What the task requires. The exercise asks for every line of the data to be reproduced exactly.

Provided records.
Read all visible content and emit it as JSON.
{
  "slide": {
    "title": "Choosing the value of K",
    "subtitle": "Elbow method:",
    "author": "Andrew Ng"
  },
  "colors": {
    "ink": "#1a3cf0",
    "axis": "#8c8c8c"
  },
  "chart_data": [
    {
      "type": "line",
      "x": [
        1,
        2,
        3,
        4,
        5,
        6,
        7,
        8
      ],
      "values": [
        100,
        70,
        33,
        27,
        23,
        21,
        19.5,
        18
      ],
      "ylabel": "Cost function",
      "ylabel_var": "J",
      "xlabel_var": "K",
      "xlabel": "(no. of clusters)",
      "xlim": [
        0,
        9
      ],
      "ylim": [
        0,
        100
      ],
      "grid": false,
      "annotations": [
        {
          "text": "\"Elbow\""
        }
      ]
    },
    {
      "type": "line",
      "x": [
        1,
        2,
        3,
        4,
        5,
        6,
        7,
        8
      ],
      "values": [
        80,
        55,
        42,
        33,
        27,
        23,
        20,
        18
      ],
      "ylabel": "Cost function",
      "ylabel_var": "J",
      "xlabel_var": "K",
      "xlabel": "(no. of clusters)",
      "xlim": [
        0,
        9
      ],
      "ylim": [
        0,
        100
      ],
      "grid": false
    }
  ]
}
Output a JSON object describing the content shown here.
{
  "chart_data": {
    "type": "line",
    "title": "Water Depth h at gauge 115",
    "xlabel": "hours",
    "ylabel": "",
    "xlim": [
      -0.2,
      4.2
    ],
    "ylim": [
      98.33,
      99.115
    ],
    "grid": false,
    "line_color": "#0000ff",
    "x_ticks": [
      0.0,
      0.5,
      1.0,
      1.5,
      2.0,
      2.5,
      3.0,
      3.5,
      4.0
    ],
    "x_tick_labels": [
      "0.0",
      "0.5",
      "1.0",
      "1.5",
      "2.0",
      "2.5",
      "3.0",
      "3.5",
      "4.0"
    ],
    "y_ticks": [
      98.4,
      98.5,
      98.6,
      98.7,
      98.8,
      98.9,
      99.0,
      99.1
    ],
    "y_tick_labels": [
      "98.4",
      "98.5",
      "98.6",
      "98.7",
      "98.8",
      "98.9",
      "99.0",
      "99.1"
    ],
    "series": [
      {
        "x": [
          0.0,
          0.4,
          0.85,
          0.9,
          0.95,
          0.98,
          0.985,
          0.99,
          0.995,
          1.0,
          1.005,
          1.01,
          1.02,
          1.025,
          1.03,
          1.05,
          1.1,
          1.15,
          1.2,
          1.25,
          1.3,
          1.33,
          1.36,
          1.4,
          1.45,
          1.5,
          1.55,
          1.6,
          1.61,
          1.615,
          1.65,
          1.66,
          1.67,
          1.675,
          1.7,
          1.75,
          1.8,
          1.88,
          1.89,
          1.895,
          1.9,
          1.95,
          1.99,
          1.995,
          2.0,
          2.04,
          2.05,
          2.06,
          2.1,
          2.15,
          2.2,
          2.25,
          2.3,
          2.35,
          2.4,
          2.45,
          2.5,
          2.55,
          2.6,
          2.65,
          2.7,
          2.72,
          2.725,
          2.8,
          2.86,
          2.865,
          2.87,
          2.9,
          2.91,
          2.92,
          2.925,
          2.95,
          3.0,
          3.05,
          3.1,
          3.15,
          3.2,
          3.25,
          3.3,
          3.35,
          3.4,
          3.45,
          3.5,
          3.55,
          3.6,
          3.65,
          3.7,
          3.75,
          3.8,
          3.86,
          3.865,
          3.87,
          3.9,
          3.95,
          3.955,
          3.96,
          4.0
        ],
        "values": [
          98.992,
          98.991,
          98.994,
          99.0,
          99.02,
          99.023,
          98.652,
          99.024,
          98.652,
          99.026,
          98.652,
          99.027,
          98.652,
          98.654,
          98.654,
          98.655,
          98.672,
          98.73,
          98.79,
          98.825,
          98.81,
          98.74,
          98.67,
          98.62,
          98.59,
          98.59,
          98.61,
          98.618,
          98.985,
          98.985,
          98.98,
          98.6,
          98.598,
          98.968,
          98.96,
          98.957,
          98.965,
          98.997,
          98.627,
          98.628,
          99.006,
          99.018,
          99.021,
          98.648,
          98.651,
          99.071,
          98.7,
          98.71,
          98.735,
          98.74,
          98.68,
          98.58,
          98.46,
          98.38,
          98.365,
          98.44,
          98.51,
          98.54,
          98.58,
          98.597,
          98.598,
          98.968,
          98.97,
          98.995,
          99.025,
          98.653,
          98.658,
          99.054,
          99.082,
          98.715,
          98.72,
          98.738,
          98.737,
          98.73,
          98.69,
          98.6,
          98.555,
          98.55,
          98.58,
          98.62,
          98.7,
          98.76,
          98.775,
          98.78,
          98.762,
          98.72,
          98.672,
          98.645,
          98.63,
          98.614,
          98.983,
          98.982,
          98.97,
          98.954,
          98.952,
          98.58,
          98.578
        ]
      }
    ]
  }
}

Response to this task.
Read all visible content and emit it as JSON.
{
  "slide": {
    "title": "Choosing the value of K",
    "subtitle": "Elbow method:",
    "author": "Andrew Ng"
  },
  "colors": {
    "ink": "#1a3cf0",
    "axis": "#8c8c8c"
  },
  "chart_data": [
    {
      "type": "line",
      "x": [
        1,
        2,
        3,
        4,
        5,
        6,
        7,
        8
      ],
      "values": [
        100,
        70,
        33,
        27,
        23,
        21,
        19.5,
        18
      ],
      "ylabel": "Cost function",
      "ylabel_var": "J",
      "xlabel_var": "K",
      "xlabel": "(no. of clusters)",
      "xlim": [
        0,
        9
      ],
      "ylim": [
        0,
        100
      ],
      "grid": false,
      "annotations": [
        {
          "text": "\"Elbow\""
        }
      ]
    },
    {
      "type": "line",
      "x": [
        1,
        2,
        3,
        4,
        5,
        6,
        7,
        8
      ],
      "values": [
        80,
        55,
        42,
        33,
        27,
        23,
        20,
        18
      ],
      "ylabel": "Cost function",
      "ylabel_var": "J",
      "xlabel_var": "K",
      "xlabel": "(no. of clusters)",
      "xlim": [
        0,
        9
      ],
      "ylim": [
        0,
        100
      ],
      "grid": false
    }
  ]
}
Output a JSON object describing the content shown here.
{
  "chart_data": {
    "type": "line",
    "title": "Water Depth h at gauge 115",
    "xlabel": "hours",
    "ylabel": "",
    "xlim": [
      -0.2,
      4.2
    ],
    "ylim": [
      98.33,
      99.115
    ],
    "grid": false,
    "line_color": "#0000ff",
    "x_ticks": [
      0.0,
      0.5,
      1.0,
      1.5,
      2.0,
      2.5,
      3.0,
      3.5,
      4.0
    ],
    "x_tick_labels": [
      "0.0",
      "0.5",
      "1.0",
      "1.5",
      "2.0",
      "2.5",
      "3.0",
      "3.5",
      "4.0"
    ],
    "y_ticks": [
      98.4,
      98.5,
      98.6,
      98.7,
      98.8,
      98.9,
      99.0,
      99.1
    ],
    "y_tick_labels": [
      "98.4",
      "98.5",
      "98.6",
      "98.7",
      "98.8",
      "98.9",
      "99.0",
      "99.1"
    ],
    "series": [
      {
        "x": [
          0.0,
          0.4,
          0.85,
          0.9,
          0.95,
          0.98,
          0.985,
          0.99,
          0.995,
          1.0,
          1.005,
          1.01,
          1.02,
          1.025,
          1.03,
          1.05,
          1.1,
          1.15,
          1.2,
          1.25,
          1.3,
          1.33,
          1.36,
          1.4,
          1.45,
          1.5,
          1.55,
          1.6,
          1.61,
          1.615,
          1.65,
          1.66,
          1.67,
          1.675,
          1.7,
          1.75,
          1.8,
          1.88,
          1.89,
          1.895,
          1.9,
          1.95,
          1.99,
          1.995,
          2.0,
          2.04,
          2.05,
          2.06,
          2.1,
          2.15,
          2.2,
          2.25,
          2.3,
          2.35,
          2.4,
          2.45,
          2.5,
          2.55,
          2.6,
          2.65,
          2.7,
          2.72,
          2.725,
          2.8,
          2.86,
          2.865,
          2.87,
          2.9,
          2.91,
          2.92,
          2.925,
          2.95,
          3.0,
          3.05,
          3.1,
          3.15,
          3.2,
          3.25,
          3.3,
          3.35,
          3.4,
          3.45,
          3.5,
          3.55,
          3.6,
          3.65,
          3.7,
          3.75,
          3.8,
          3.86,
          3.865,
          3.87,
          3.9,
          3.95,
          3.955,
          3.96,
          4.0
        ],
        "values": [
          98.992,
          98.991,
          98.994,
          99.0,
          99.02,
          99.023,
          98.652,
          99.024,
          98.652,
          99.026,
          98.652,
          99.027,
          98.652,
          98.654,
          98.654,
          98.655,
          98.672,
          98.73,
          98.79,
          98.825,
          98.81,
          98.74,
          98.67,
          98.62,
          98.59,
          98.59,
          98.61,
          98.618,
          98.985,
          98.985,
          98.98,
          98.6,
          98.598,
          98.968,
          98.96,
          98.957,
          98.965,
          98.997,
          98.627,
          98.628,
          99.006,
          99.018,
          99.021,
          98.648,
          98.651,
          99.071,
          98.7,
          98.71,
          98.735,
          98.74,
          98.68,
          98.58,
          98.46,
          98.38,
          98.365,
          98.44,
          98.51,
          98.54,
          98.58,
          98.597,
          98.598,
          98.968,
          98.97,
          98.995,
          99.025,
          98.653,
          98.658,
          99.054,
          99.082,
          98.715,
          98.72,
          98.738,
          98.737,
          98.73,
          98.69,
          98.6,
          98.555,
          98.55,
          98.58,
          98.62,
          98.7,
          98.76,
          98.775,
          98.78,
          98.762,
          98.72,
          98.672,
          98.645,
          98.63,
          98.614,
          98.983,
          98.982,
          98.97,
          98.954,
          98.952,
          98.58,
          98.578
        ]
      }
    ]
  }
}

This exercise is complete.